> _Problem statement_:
Look through the data and write out every line with the word "RPPK" in it.

> _Task material_:
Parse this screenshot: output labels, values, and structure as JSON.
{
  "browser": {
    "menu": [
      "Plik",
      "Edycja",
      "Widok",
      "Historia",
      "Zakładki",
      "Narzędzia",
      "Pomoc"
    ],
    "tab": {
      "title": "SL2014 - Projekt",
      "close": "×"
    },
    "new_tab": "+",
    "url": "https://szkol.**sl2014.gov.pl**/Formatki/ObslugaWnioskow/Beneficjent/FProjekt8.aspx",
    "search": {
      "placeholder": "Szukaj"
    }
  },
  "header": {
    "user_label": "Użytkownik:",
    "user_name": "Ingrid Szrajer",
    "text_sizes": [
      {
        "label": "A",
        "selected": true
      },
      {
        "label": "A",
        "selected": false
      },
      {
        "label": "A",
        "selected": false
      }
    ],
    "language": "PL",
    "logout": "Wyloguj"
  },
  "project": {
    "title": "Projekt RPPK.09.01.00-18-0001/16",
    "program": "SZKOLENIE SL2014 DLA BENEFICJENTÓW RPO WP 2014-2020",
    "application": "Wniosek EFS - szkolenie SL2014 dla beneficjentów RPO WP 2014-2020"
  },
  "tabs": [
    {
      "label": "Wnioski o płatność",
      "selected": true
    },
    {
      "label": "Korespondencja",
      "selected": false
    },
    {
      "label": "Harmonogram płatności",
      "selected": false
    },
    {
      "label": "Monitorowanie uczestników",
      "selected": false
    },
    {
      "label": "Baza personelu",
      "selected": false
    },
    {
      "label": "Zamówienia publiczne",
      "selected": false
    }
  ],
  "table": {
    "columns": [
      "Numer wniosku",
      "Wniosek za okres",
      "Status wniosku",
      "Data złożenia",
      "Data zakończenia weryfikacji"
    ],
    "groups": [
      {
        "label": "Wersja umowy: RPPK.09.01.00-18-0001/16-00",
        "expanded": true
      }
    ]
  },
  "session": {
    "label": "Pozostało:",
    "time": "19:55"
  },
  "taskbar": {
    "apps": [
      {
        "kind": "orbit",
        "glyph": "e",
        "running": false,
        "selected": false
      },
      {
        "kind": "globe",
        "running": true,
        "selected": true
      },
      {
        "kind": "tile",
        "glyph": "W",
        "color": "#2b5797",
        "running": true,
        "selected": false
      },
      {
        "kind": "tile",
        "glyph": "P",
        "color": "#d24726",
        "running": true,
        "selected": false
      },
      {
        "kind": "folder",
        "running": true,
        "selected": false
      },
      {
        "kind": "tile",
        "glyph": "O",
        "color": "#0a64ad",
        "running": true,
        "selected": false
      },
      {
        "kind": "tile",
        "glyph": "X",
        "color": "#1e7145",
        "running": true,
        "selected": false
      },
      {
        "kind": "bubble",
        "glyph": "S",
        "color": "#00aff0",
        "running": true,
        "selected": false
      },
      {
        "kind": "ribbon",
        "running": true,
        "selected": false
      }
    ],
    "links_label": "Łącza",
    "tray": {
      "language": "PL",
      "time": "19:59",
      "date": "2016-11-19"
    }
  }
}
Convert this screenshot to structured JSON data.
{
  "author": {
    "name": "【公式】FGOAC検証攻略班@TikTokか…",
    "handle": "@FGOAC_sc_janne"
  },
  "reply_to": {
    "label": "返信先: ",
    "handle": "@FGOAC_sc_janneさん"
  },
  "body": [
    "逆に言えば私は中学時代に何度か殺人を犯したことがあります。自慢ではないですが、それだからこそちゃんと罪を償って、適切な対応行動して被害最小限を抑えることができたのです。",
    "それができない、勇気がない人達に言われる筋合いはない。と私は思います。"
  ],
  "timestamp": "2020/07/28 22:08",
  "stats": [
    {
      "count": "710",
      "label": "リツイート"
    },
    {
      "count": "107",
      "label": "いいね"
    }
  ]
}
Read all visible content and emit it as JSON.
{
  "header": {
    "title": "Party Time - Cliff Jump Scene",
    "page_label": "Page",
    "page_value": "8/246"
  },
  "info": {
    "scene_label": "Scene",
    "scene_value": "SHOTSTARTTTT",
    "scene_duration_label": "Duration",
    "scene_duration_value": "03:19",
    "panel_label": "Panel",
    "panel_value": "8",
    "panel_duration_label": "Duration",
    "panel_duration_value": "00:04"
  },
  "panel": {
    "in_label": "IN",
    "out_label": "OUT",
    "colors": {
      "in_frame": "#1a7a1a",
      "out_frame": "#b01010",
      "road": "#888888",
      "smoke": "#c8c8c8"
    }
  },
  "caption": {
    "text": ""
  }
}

> _Task output_:
    "title": "Projekt RPPK.09.01.00-18-0001/16",
        "label": "Wersja umowy: RPPK.09.01.00-18-0001/16-00",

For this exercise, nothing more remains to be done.